----- Supplied data

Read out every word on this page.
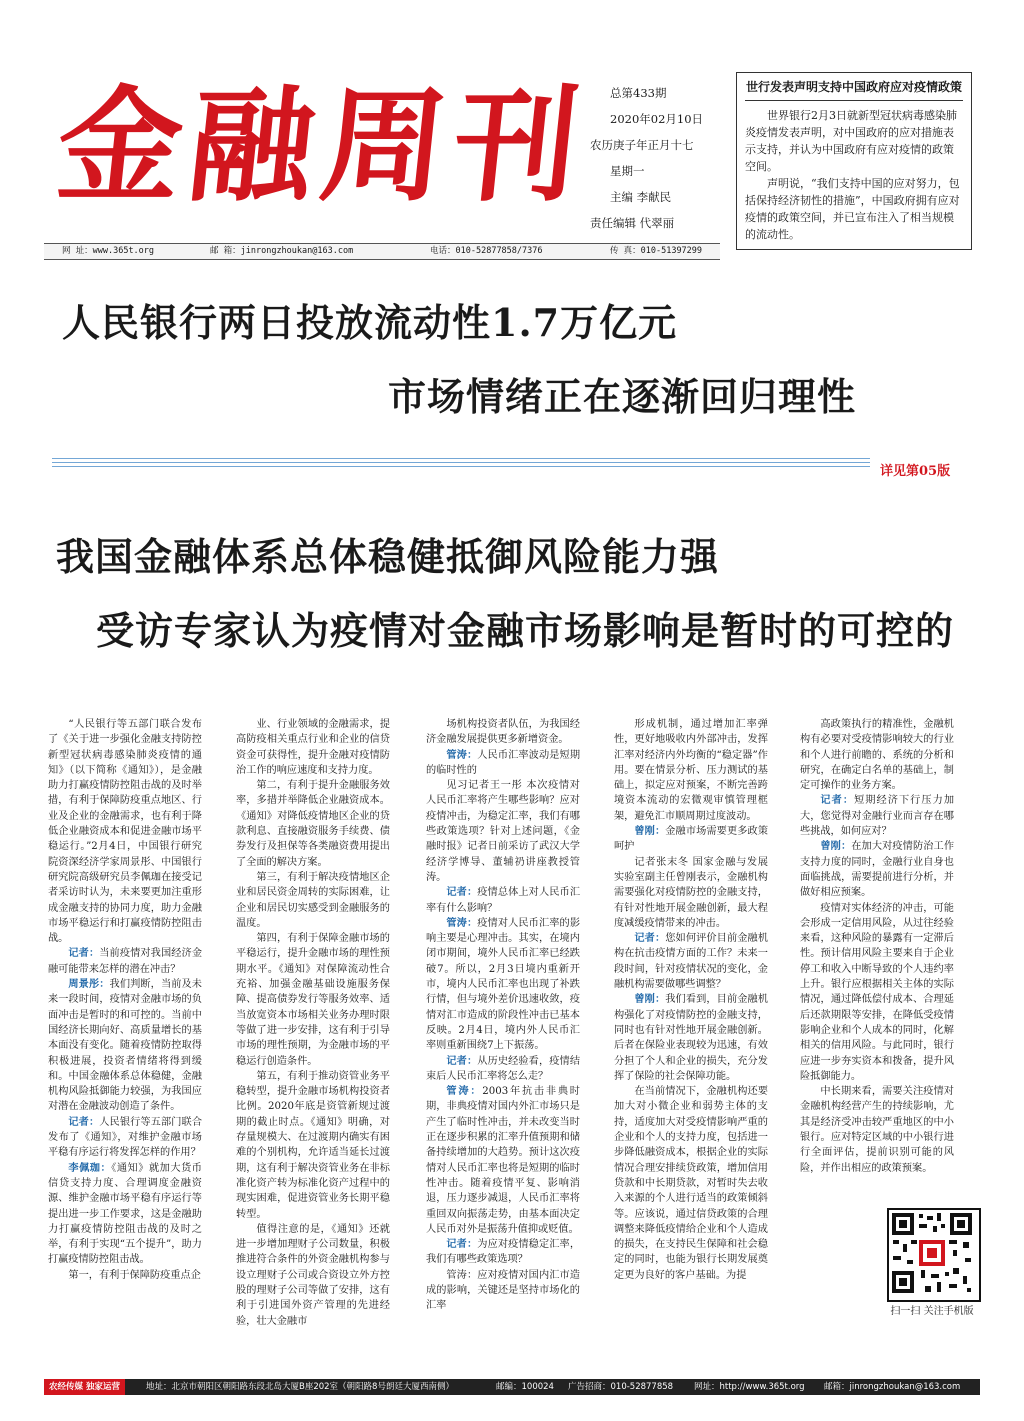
金融周刊	总第433期
2020年02月10日
农历庚子年正月十七
星期一
主编 李献民
责任编辑 代翠丽
世行发表声明支持中国政府应对疫情政策

世界银行2月3日就新型冠状病毒感染肺炎疫情发表声明，对中国政府的应对措施表示支持，并认为中国政府有应对疫情的政策空间。

声明说，“我们支持中国的应对努力，包括保持经济韧性的措施”，中国政府拥有应对疫情的政策空间，并已宣布注入了相当规模的流动性。

网 址：www.365t.org	邮 箱：jinrongzhoukan@163.com	电话：010-52877858/7376	传 真：010-51397299
人民银行两日投放流动性1.7万亿元
市场情绪正在逐渐回归理性
详见第05版
我国金融体系总体稳健抵御风险能力强
受访专家认为疫情对金融市场影响是暂时的可控的

“人民银行等五部门联合发布了《关于进一步强化金融支持防控新型冠状病毒感染肺炎疫情的通知》（以下简称《通知》），是金融助力打赢疫情防控阻击战的及时举措，有利于保障防疫重点地区、行业及企业的金融需求，也有利于降低企业融资成本和促进金融市场平稳运行。”2月4日，中国银行研究院资深经济学家周景彤、中国银行研究院高级研究员李佩珈在接受记者采访时认为，未来要更加注重形成金融支持的协同力度，助力金融市场平稳运行和打赢疫情防控阻击战。

记者：当前疫情对我国经济金融可能带来怎样的潜在冲击？

周景彤：我们判断，当前及未来一段时间，疫情对金融市场的负面冲击是暂时的和可控的。当前中国经济长期向好、高质量增长的基本面没有变化。随着疫情防控取得积极进展，投资者情绪将得到缓和。中国金融体系总体稳健，金融机构风险抵御能力较强，为我国应对潜在金融波动创造了条件。

记者：人民银行等五部门联合发布了《通知》，对维护金融市场平稳有序运行将发挥怎样的作用？

李佩珈：《通知》就加大货币信贷支持力度、合理调度金融资源、维护金融市场平稳有序运行等提出进一步工作要求，这是金融助力打赢疫情防控阻击战的及时之举，有利于实现“五个提升”，助力打赢疫情防控阻击战。

第一，有利于保障防疫重点企

业、行业领域的金融需求，提高防疫相关重点行业和企业的信贷资金可获得性，提升金融对疫情防治工作的响应速度和支持力度。

第二，有利于提升金融服务效率，多措并举降低企业融资成本。《通知》对降低疫情地区企业的贷款利息、直接融资服务手续费、债券发行及担保等各类融资费用提出了全面的解决方案。

第三，有利于解决疫情地区企业和居民资金周转的实际困难，让企业和居民切实感受到金融服务的温度。

第四，有利于保障金融市场的平稳运行，提升金融市场的理性预期水平。《通知》对保障流动性合充裕、加强金融基础设施服务保障、提高债券发行等服务效率、适当放宽资本市场相关业务办理时限等做了进一步安排，这有利于引导市场的理性预期，为金融市场的平稳运行创造条件。

第五，有利于推动资管业务平稳转型，提升金融市场机构投资者比例。2020年底是资管新规过渡期的截止时点。《通知》明确，对存量规模大、在过渡期内确实有困难的个别机构，允许适当延长过渡期，这有利于解决资管业务在非标准化资产转为标准化资产过程中的现实困难，促进资管业务长期平稳转型。

值得注意的是，《通知》还就进一步增加理财子公司数量，积极推进符合条件的外资金融机构参与设立理财子公司或合资设立外方控股的理财子公司等做了安排，这有利于引进国外资产管理的先进经验，壮大金融市

场机构投资者队伍，为我国经济金融发展提供更多新增资金。

管涛：人民币汇率波动是短期的临时性的

见习记者王一彤 本次疫情对人民币汇率将产生哪些影响？应对疫情冲击，为稳定汇率，我们有哪些政策选项？针对上述问题，《金融时报》记者日前采访了武汉大学经济学博导、董辅礽讲座教授管涛。

记者：疫情总体上对人民币汇率有什么影响？

管涛：疫情对人民币汇率的影响主要是心理冲击。其实，在境内闭市期间，境外人民币汇率已经跌破7。所以，2月3日境内重新开市，境内人民币汇率也出现了补跌行情，但与境外差价迅速收敛，疫情对汇市造成的阶段性冲击已基本反映。2月4日，境内外人民币汇率则重新围绕7上下振荡。

记者：从历史经验看，疫情结束后人民币汇率将怎么走？

管涛：2003年抗击非典时期，非典疫情对国内外汇市场只是产生了临时性冲击，并未改变当时正在逐步积累的汇率升值预期和储备持续增加的大趋势。预计这次疫情对人民币汇率也将是短期的临时性冲击。随着疫情平复、影响消退，压力逐步减退，人民币汇率将重回双向振荡走势，由基本面决定人民币对外是振荡升值抑或贬值。

记者：为应对疫情稳定汇率，我们有哪些政策选项？

管涛：应对疫情对国内汇市造成的影响，关键还是坚持市场化的汇率

形成机制，通过增加汇率弹性，更好地吸收内外部冲击，发挥汇率对经济内外均衡的“稳定器”作用。要在情景分析、压力测试的基础上，拟定应对预案，不断完善跨境资本流动的宏微观审慎管理框架，避免汇市顺周期过度波动。

曾刚：金融市场需要更多政策呵护

记者张末冬 国家金融与发展实验室副主任曾刚表示，金融机构需要强化对疫情防控的金融支持，有针对性地开展金融创新，最大程度减缓疫情带来的冲击。

记者：您如何评价目前金融机构在抗击疫情方面的工作？未来一段时间，针对疫情状况的变化，金融机构需要做哪些调整？

曾刚：我们看到，目前金融机构强化了对疫情防控的金融支持，同时也有针对性地开展金融创新。后者在保险业表现较为迅速，有效分担了个人和企业的损失，充分发挥了保险的社会保障功能。

在当前情况下，金融机构还要加大对小微企业和弱势主体的支持，适度加大对受疫情影响严重的企业和个人的支持力度，包括进一步降低融资成本，根据企业的实际情况合理安排续贷政策，增加信用贷款和中长期贷款，对暂时失去收入来源的个人进行适当的政策倾斜等。应该说，通过信贷政策的合理调整来降低疫情给企业和个人造成的损失，在支持民生保障和社会稳定的同时，也能为银行长期发展奠定更为良好的客户基础。为提

高政策执行的精准性，金融机构有必要对受疫情影响较大的行业和个人进行前瞻的、系统的分析和研究，在确定白名单的基础上，制定可操作的业务方案。

记者：短期经济下行压力加大，您觉得对金融行业而言存在哪些挑战，如何应对？

曾刚：在加大对疫情防治工作支持力度的同时，金融行业自身也面临挑战，需要提前进行分析，并做好相应预案。

疫情对实体经济的冲击，可能会形成一定信用风险，从过往经验来看，这种风险的暴露有一定滞后性。预计信用风险主要来自于企业停工和收入中断导致的个人违约率上升。银行应根据相关主体的实际情况，通过降低偿付成本、合理延后还款期限等安排，在降低受疫情影响企业和个人成本的同时，化解相关的信用风险。与此同时，银行应进一步夯实资本和拨备，提升风险抵御能力。

中长期来看，需要关注疫情对金融机构经营产生的持续影响，尤其是经济受冲击较严重地区的中小银行。应对特定区域的中小银行进行全面评估，提前识别可能的风险，并作出相应的政策预案。

扫一扫 关注手机版
农经传媒 独家运营	地址：北京市朝阳区朝阳路东段北岛大厦B座202室（朝阳路8号朗廷大厦西南侧）	邮编：100024 广告招商：010-52877858 网址：http://www.365t.org 邮箱：jinrongzhoukan@163.com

----------

Without the pictures, extract every entry verbatim.

-- Response for this exercise --
Read out every word on this page.
金融周刊	总第433期
2020年02月10日
农历庚子年正月十七
星期一
主编 李献民
责任编辑 代翠丽
世行发表声明支持中国政府应对疫情政策

世界银行2月3日就新型冠状病毒感染肺炎疫情发表声明，对中国政府的应对措施表示支持，并认为中国政府有应对疫情的政策空间。

声明说，“我们支持中国的应对努力，包括保持经济韧性的措施”，中国政府拥有应对疫情的政策空间，并已宣布注入了相当规模的流动性。

网 址：www.365t.org	邮 箱：jinrongzhoukan@163.com	电话：010-52877858/7376	传 真：010-51397299
人民银行两日投放流动性1.7万亿元
市场情绪正在逐渐回归理性
详见第05版
我国金融体系总体稳健抵御风险能力强
受访专家认为疫情对金融市场影响是暂时的可控的

“人民银行等五部门联合发布了《关于进一步强化金融支持防控新型冠状病毒感染肺炎疫情的通知》（以下简称《通知》），是金融助力打赢疫情防控阻击战的及时举措，有利于保障防疫重点地区、行业及企业的金融需求，也有利于降低企业融资成本和促进金融市场平稳运行。”2月4日，中国银行研究院资深经济学家周景彤、中国银行研究院高级研究员李佩珈在接受记者采访时认为，未来要更加注重形成金融支持的协同力度，助力金融市场平稳运行和打赢疫情防控阻击战。

记者：当前疫情对我国经济金融可能带来怎样的潜在冲击？

周景彤：我们判断，当前及未来一段时间，疫情对金融市场的负面冲击是暂时的和可控的。当前中国经济长期向好、高质量增长的基本面没有变化。随着疫情防控取得积极进展，投资者情绪将得到缓和。中国金融体系总体稳健，金融机构风险抵御能力较强，为我国应对潜在金融波动创造了条件。

记者：人民银行等五部门联合发布了《通知》，对维护金融市场平稳有序运行将发挥怎样的作用？

李佩珈：《通知》就加大货币信贷支持力度、合理调度金融资源、维护金融市场平稳有序运行等提出进一步工作要求，这是金融助力打赢疫情防控阻击战的及时之举，有利于实现“五个提升”，助力打赢疫情防控阻击战。

第一，有利于保障防疫重点企

业、行业领域的金融需求，提高防疫相关重点行业和企业的信贷资金可获得性，提升金融对疫情防治工作的响应速度和支持力度。

第二，有利于提升金融服务效率，多措并举降低企业融资成本。《通知》对降低疫情地区企业的贷款利息、直接融资服务手续费、债券发行及担保等各类融资费用提出了全面的解决方案。

第三，有利于解决疫情地区企业和居民资金周转的实际困难，让企业和居民切实感受到金融服务的温度。

第四，有利于保障金融市场的平稳运行，提升金融市场的理性预期水平。《通知》对保障流动性合充裕、加强金融基础设施服务保障、提高债券发行等服务效率、适当放宽资本市场相关业务办理时限等做了进一步安排，这有利于引导市场的理性预期，为金融市场的平稳运行创造条件。

第五，有利于推动资管业务平稳转型，提升金融市场机构投资者比例。2020年底是资管新规过渡期的截止时点。《通知》明确，对存量规模大、在过渡期内确实有困难的个别机构，允许适当延长过渡期，这有利于解决资管业务在非标准化资产转为标准化资产过程中的现实困难，促进资管业务长期平稳转型。

值得注意的是，《通知》还就进一步增加理财子公司数量，积极推进符合条件的外资金融机构参与设立理财子公司或合资设立外方控股的理财子公司等做了安排，这有利于引进国外资产管理的先进经验，壮大金融市

场机构投资者队伍，为我国经济金融发展提供更多新增资金。

管涛：人民币汇率波动是短期的临时性的

见习记者王一彤 本次疫情对人民币汇率将产生哪些影响？应对疫情冲击，为稳定汇率，我们有哪些政策选项？针对上述问题，《金融时报》记者日前采访了武汉大学经济学博导、董辅礽讲座教授管涛。

记者：疫情总体上对人民币汇率有什么影响？

管涛：疫情对人民币汇率的影响主要是心理冲击。其实，在境内闭市期间，境外人民币汇率已经跌破7。所以，2月3日境内重新开市，境内人民币汇率也出现了补跌行情，但与境外差价迅速收敛，疫情对汇市造成的阶段性冲击已基本反映。2月4日，境内外人民币汇率则重新围绕7上下振荡。

记者：从历史经验看，疫情结束后人民币汇率将怎么走？

管涛：2003年抗击非典时期，非典疫情对国内外汇市场只是产生了临时性冲击，并未改变当时正在逐步积累的汇率升值预期和储备持续增加的大趋势。预计这次疫情对人民币汇率也将是短期的临时性冲击。随着疫情平复、影响消退，压力逐步减退，人民币汇率将重回双向振荡走势，由基本面决定人民币对外是振荡升值抑或贬值。

记者：为应对疫情稳定汇率，我们有哪些政策选项？

管涛：应对疫情对国内汇市造成的影响，关键还是坚持市场化的汇率

形成机制，通过增加汇率弹性，更好地吸收内外部冲击，发挥汇率对经济内外均衡的“稳定器”作用。要在情景分析、压力测试的基础上，拟定应对预案，不断完善跨境资本流动的宏微观审慎管理框架，避免汇市顺周期过度波动。

曾刚：金融市场需要更多政策呵护

记者张末冬 国家金融与发展实验室副主任曾刚表示，金融机构需要强化对疫情防控的金融支持，有针对性地开展金融创新，最大程度减缓疫情带来的冲击。

记者：您如何评价目前金融机构在抗击疫情方面的工作？未来一段时间，针对疫情状况的变化，金融机构需要做哪些调整？

曾刚：我们看到，目前金融机构强化了对疫情防控的金融支持，同时也有针对性地开展金融创新。后者在保险业表现较为迅速，有效分担了个人和企业的损失，充分发挥了保险的社会保障功能。

在当前情况下，金融机构还要加大对小微企业和弱势主体的支持，适度加大对受疫情影响严重的企业和个人的支持力度，包括进一步降低融资成本，根据企业的实际情况合理安排续贷政策，增加信用贷款和中长期贷款，对暂时失去收入来源的个人进行适当的政策倾斜等。应该说，通过信贷政策的合理调整来降低疫情给企业和个人造成的损失，在支持民生保障和社会稳定的同时，也能为银行长期发展奠定更为良好的客户基础。为提

高政策执行的精准性，金融机构有必要对受疫情影响较大的行业和个人进行前瞻的、系统的分析和研究，在确定白名单的基础上，制定可操作的业务方案。

记者：短期经济下行压力加大，您觉得对金融行业而言存在哪些挑战，如何应对？

曾刚：在加大对疫情防治工作支持力度的同时，金融行业自身也面临挑战，需要提前进行分析，并做好相应预案。

疫情对实体经济的冲击，可能会形成一定信用风险，从过往经验来看，这种风险的暴露有一定滞后性。预计信用风险主要来自于企业停工和收入中断导致的个人违约率上升。银行应根据相关主体的实际情况，通过降低偿付成本、合理延后还款期限等安排，在降低受疫情影响企业和个人成本的同时，化解相关的信用风险。与此同时，银行应进一步夯实资本和拨备，提升风险抵御能力。

中长期来看，需要关注疫情对金融机构经营产生的持续影响，尤其是经济受冲击较严重地区的中小银行。应对特定区域的中小银行进行全面评估，提前识别可能的风险，并作出相应的政策预案。

扫一扫 关注手机版
农经传媒 独家运营	地址：北京市朝阳区朝阳路东段北岛大厦B座202室（朝阳路8号朗廷大厦西南侧）	邮编：100024 广告招商：010-52877858 网址：http://www.365t.org 邮箱：jinrongzhoukan@163.com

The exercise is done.